__Problem statement__: Report the count of lines below that include "JSON", without any other text.

__Listed records__:
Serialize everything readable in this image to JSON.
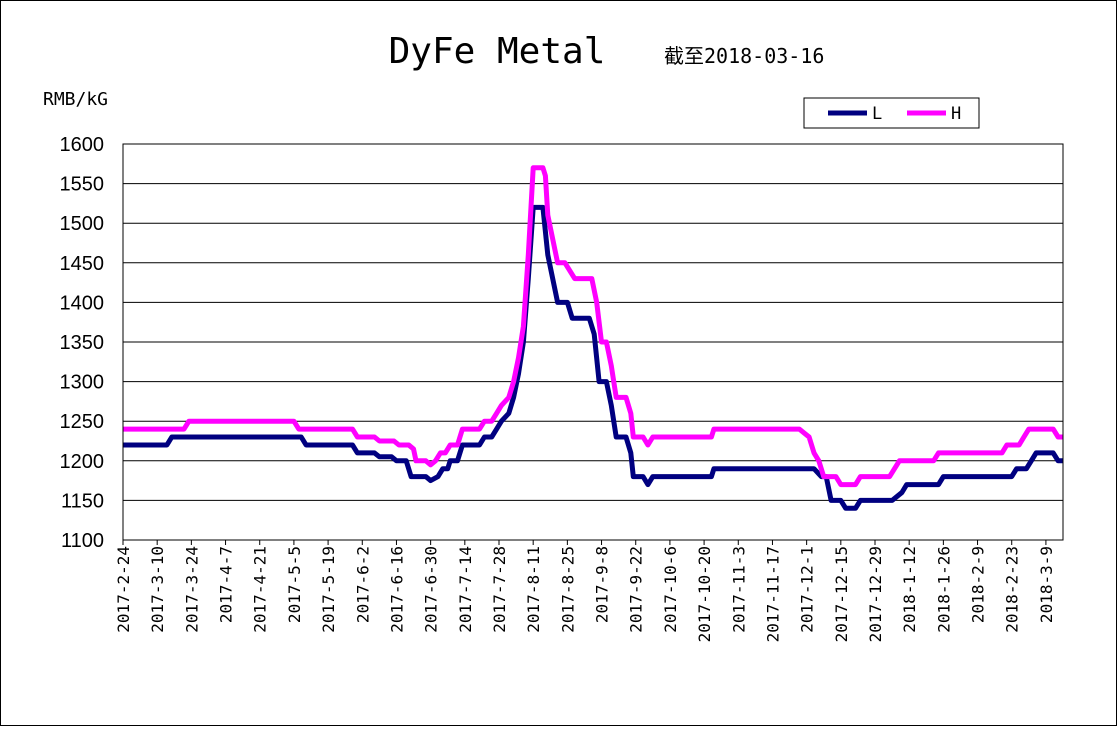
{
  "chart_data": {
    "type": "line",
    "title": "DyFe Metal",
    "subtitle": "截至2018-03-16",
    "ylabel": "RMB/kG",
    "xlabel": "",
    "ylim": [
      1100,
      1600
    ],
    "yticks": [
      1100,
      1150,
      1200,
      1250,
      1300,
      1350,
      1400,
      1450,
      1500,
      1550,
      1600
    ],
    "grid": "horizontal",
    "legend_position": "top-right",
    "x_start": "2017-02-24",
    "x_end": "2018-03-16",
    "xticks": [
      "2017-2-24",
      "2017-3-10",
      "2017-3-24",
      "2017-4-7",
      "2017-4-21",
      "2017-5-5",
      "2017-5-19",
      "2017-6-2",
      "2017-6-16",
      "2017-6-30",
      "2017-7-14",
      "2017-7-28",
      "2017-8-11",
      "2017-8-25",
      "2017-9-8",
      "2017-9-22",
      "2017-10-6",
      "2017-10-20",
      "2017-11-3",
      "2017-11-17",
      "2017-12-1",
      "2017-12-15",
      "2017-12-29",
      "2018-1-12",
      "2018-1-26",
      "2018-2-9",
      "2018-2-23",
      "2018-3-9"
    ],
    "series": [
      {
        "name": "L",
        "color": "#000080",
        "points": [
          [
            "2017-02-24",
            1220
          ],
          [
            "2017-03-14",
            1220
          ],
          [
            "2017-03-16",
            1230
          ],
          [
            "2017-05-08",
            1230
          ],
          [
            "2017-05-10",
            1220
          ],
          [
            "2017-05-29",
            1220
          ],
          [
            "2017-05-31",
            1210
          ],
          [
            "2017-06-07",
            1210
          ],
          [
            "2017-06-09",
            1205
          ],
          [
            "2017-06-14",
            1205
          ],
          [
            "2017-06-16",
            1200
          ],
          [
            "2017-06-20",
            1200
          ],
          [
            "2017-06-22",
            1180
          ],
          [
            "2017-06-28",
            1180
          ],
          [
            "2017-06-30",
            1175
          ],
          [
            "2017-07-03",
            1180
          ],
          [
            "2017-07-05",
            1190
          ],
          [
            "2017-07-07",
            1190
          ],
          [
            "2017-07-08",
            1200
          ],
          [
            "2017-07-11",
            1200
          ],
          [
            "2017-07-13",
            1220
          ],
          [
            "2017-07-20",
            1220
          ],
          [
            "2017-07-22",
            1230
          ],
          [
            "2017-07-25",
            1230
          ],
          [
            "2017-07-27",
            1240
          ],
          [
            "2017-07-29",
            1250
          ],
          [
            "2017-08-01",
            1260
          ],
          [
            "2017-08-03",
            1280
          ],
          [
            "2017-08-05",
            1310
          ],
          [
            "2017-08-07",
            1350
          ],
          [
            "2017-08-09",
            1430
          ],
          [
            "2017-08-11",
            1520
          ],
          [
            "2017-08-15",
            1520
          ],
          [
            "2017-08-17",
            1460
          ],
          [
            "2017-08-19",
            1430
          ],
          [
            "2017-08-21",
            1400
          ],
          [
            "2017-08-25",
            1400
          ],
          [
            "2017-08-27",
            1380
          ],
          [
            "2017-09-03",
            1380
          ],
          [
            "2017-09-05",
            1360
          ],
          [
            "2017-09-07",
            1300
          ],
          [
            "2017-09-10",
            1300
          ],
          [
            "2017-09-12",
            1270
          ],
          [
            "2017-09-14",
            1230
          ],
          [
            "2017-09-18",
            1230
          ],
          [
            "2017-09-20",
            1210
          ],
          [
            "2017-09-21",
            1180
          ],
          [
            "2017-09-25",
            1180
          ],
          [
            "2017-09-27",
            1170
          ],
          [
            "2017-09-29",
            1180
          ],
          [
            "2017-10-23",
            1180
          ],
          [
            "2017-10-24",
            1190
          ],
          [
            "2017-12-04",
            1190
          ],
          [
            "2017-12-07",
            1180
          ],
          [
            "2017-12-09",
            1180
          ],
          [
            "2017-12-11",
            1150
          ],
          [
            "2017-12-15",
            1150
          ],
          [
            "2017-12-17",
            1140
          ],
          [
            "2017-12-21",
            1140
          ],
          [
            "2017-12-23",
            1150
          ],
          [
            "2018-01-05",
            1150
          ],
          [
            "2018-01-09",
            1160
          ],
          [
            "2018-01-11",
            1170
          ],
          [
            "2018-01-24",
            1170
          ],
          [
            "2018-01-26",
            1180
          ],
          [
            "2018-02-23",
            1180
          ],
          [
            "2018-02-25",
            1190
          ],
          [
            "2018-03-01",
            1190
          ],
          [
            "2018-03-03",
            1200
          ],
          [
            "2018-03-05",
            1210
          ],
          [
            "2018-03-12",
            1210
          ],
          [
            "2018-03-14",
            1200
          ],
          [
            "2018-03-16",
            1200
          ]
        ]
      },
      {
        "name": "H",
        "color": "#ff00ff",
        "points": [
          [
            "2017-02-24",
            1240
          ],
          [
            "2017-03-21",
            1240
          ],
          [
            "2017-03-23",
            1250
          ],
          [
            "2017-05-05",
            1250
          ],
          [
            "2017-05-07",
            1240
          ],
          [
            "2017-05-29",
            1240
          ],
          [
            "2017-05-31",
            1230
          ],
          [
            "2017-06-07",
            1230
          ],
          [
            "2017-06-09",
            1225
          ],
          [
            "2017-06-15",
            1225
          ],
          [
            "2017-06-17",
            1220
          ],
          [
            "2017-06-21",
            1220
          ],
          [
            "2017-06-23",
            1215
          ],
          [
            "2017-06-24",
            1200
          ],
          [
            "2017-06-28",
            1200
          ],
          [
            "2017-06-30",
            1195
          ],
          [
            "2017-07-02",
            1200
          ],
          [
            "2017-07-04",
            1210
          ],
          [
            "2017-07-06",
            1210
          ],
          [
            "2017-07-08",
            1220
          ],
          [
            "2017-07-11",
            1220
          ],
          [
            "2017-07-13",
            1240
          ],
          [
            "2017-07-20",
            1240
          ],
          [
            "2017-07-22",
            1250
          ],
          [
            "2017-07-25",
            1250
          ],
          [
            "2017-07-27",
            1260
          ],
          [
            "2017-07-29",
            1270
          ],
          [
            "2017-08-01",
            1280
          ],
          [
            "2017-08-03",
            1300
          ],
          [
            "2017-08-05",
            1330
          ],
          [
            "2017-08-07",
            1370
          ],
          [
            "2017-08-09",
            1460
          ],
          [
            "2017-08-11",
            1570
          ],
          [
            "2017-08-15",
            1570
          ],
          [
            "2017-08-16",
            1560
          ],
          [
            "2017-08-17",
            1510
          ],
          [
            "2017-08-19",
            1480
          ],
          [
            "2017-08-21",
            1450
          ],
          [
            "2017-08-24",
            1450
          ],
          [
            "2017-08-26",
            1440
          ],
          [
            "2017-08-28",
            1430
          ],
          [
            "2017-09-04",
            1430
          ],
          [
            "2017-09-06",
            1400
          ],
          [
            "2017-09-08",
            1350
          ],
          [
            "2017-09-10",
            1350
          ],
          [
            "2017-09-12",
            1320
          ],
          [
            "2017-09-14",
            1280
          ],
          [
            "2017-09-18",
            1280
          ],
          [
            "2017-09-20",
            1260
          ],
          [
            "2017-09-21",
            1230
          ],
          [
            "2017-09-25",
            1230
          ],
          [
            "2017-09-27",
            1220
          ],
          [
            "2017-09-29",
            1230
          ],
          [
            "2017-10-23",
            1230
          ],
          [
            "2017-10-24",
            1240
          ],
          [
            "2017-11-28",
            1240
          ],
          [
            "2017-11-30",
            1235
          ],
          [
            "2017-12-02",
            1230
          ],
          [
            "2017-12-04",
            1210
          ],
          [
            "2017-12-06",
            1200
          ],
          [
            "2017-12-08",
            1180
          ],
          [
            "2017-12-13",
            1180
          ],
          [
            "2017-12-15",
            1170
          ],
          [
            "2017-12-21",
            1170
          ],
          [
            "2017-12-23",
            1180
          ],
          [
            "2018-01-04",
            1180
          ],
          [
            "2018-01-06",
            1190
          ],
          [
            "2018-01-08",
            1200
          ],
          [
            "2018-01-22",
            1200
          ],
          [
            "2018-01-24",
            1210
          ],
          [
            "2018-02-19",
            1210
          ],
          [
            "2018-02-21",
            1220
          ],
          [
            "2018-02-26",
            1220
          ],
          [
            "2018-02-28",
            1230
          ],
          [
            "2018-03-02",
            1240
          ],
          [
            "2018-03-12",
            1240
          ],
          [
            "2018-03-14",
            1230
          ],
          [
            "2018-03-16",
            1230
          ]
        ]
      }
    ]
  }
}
==
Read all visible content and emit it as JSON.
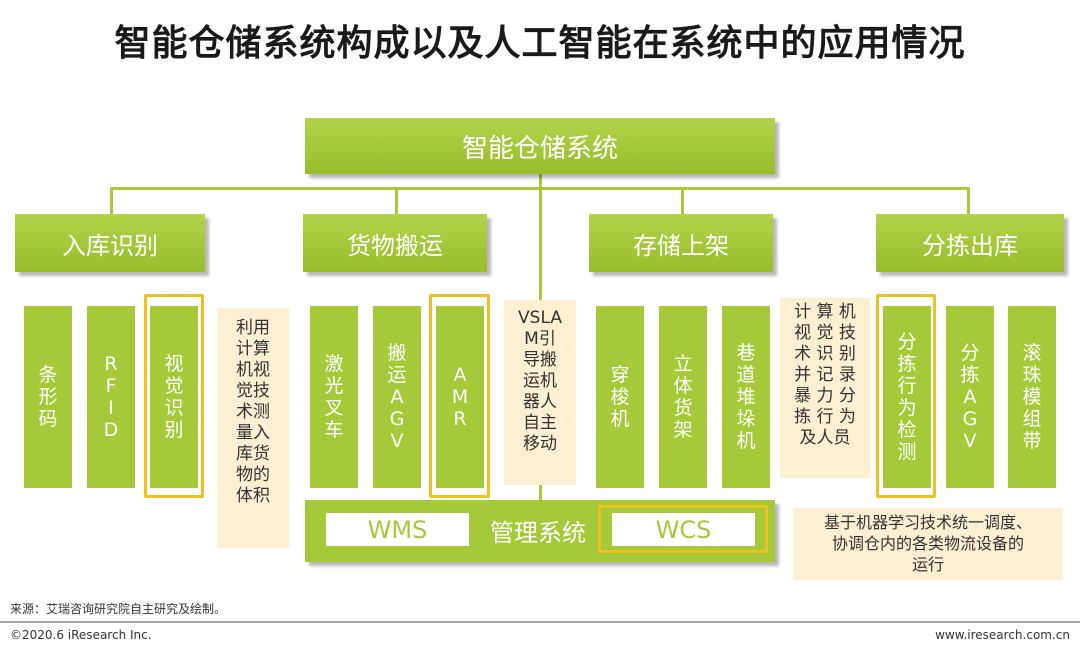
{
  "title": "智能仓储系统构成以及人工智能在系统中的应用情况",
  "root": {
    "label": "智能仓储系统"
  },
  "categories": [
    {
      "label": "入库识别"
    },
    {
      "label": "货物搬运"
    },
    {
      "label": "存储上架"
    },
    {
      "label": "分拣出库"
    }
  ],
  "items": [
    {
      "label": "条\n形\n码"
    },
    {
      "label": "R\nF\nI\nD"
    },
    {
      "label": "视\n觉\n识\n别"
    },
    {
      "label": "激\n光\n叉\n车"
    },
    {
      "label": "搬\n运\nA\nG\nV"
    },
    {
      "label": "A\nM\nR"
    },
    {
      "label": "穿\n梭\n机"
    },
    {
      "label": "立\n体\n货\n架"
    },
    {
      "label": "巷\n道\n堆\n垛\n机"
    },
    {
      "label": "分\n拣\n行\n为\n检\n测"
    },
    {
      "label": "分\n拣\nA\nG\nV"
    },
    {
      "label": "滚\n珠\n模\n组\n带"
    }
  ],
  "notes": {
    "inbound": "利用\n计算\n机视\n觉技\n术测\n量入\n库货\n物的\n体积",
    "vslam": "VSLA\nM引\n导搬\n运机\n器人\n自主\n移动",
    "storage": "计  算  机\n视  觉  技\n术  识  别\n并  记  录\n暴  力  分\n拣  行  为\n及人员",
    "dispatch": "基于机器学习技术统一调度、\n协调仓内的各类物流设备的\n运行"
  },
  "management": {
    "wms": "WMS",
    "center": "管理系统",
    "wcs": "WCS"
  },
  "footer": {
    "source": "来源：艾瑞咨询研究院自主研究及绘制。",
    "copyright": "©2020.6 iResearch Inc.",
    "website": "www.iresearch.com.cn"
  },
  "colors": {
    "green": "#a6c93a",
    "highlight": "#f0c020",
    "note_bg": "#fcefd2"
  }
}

__Exercise output__: 2